======== Document excerpt ========

The second conversation of the Kyiv Daily with Tetiana Kalinichenko, a conductor of the New Era Orchestra – about the Baroque Twist concert, which concluded the Bouquet Kyiv Stage Festival, a concert about a night trip in nasty weather.
Why is the actualization of Vivaldi important today? You are transforming him into a contemporary composer.
– He, actually, IS a contemporary composer. Recently we were reflecting on the concept of the album (it contains other pieces, besides Vivaldi, as well, but a lot of its content is connected with Vivaldi), and were working with the slogan “Vivaldi – Back to the Future”. This music is almost 300 years old, – and, yet, it is incredibly up-to-date. In a way, it is a lot more contemporary than the music, which is created nowadays. It is my point of view, and it is very partial, but this is the way I feel about it.
How did it happen that you chose Max Richter’s score?
– I had my eye on this piece when it was just composed, maybe in 2012 or 2013. Max Richter made several versions of it, including the one with the electronics. I think that at present it is the best version of “The Four Seasons”. There is an original version composed by Vivaldi, and there is Max Richter’s one, and “Recomposed” by Richter is by no means inferior to the original. I think that if Vivaldi could have shaken Max Richter’s hand he most certainly would have done it. In fact, there are billions of “The Four Seasons” arrangements for all sorts of combinations of instruments, but Richter’s version remains distinct, it is very popular, and it is performed a lot across the globe. And it is easy to understand, why this composition is really a brilliant one.
You become totally euphoric during the performance, and the score has a lot of unexpected turns. Richter changes the original score a little bit, everything sounds similar, but in way which is slightly different compared with the one everyone is used to. Max Richter has expressed his vision of Vivaldi very accurately and with great respect to the original. Thanks to him, an unexpected facet of this composition became apparent to everyone – this is how Vivaldi might sound today. It does not mean that the original Vivaldi’s “The Four Seasons” is worse. It just so happens that both Vivaldi and Richter created masterpieces.
It is the first point.
Now, the second one: “What is the purpose of Vivaldi’s actualization today?” There are such commonly known formulas: Bach is the first jazzman, a real jazz musician, Bach’s music is a jazz improvisation, while Vivaldi is a real rock star, a rock musician, his music is many years old, but he still takes the lead.
Some of the rock musicians would probably ache to make their music have similar impact on the audience as Vivaldi does, but not all of them succeed in it.
When you perform some of Vivaldi’s compositions, you understand that this is rock music in its pure form, naturally, with baroque stylistics, and it has powerful energy.
How did you meet a superstar Maurice Steger?
– I have been searching for a while. I am a persevering and single-minded person. As soon as I heard about him from our common friend, when I saw Maurice’s first video, I fell in love with him.

======== Supplied material ========

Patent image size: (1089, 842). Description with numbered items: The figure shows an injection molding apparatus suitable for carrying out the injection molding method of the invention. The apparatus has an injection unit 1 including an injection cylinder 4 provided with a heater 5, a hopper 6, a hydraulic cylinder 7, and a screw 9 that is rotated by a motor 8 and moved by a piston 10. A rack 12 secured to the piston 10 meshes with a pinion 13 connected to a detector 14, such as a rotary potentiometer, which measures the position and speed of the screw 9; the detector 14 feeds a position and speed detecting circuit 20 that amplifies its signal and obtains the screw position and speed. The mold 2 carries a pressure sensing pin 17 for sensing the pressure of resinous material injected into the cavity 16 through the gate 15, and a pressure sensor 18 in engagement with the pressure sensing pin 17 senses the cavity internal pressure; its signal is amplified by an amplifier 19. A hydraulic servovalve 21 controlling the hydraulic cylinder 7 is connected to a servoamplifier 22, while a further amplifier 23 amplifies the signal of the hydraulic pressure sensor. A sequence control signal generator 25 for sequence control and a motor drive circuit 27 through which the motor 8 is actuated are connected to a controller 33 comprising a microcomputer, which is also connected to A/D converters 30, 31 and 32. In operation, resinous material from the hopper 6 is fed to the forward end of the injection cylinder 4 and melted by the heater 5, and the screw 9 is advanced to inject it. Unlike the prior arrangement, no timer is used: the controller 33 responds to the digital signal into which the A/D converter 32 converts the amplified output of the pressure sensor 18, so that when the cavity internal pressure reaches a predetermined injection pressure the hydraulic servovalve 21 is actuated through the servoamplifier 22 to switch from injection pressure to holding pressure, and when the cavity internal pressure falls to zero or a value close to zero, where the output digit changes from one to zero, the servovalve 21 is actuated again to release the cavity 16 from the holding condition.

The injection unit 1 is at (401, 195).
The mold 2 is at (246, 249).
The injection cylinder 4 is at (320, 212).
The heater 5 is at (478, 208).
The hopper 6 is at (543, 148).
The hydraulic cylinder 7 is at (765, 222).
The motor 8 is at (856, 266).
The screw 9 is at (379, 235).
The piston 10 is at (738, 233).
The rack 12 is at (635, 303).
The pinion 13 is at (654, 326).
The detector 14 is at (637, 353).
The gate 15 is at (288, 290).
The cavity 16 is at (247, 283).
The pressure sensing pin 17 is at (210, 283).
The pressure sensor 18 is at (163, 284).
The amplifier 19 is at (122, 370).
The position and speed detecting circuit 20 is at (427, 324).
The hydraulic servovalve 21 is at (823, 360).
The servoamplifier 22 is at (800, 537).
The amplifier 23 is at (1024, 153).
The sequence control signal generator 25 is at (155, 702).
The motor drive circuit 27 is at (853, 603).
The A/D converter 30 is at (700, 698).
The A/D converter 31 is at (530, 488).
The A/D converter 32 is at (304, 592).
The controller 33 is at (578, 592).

========

What you have to do: Write what comes next in the interview with conductor Tetiana Kalinichenko about Vivaldi, picking up after its last sentence. The entries have no connection to the interview about Vivaldi and the Baroque Twist concert.

In response:
Was it difficult to bring him to the festival?
– If you do something very well – it is definitely difficult. But if you like it – you have a huge inner compensation (smiles). It just happens sometimes that you feel everything helps you; everything works toward an excellent result. Everything works out.
Looking at Steger during the concert one could say that he was enjoying himself immensely.
– This is exactly what he wrote in his comment. He is fantastic. Besides, he is a super musician, an educator, a lector.
He knows how to tell about music in such a way that the impression of his divine performance only intensifies.
And how did he work with the musicians?
– Maurice is very attentive and very open.
It was an excellent ensemble performance, a genuine dialogue.
Why would anyone learn to play the recorder when there is a transverse flute?
– Baroque music was written specifically for this instrument, it will sound differently when played on the modern flute. The recorder used to be superior to the violin in those days. It was a lead instrument like the violin is nowadays.
In the Renaissance and Baroque times, the recorder was one of the most widespread instruments; professional and amateur musicians alike played it: the nobility of those times considered a skill of playing the recorder good taste. Besides, this instrument was associated with sensual love, and one of the treatises of that time contained a recommendation that it should not be played at concerts in the presence of women, “as God knows what it may lead to…” It was a lot later that the violin occupied the niche which we are now accustomed to.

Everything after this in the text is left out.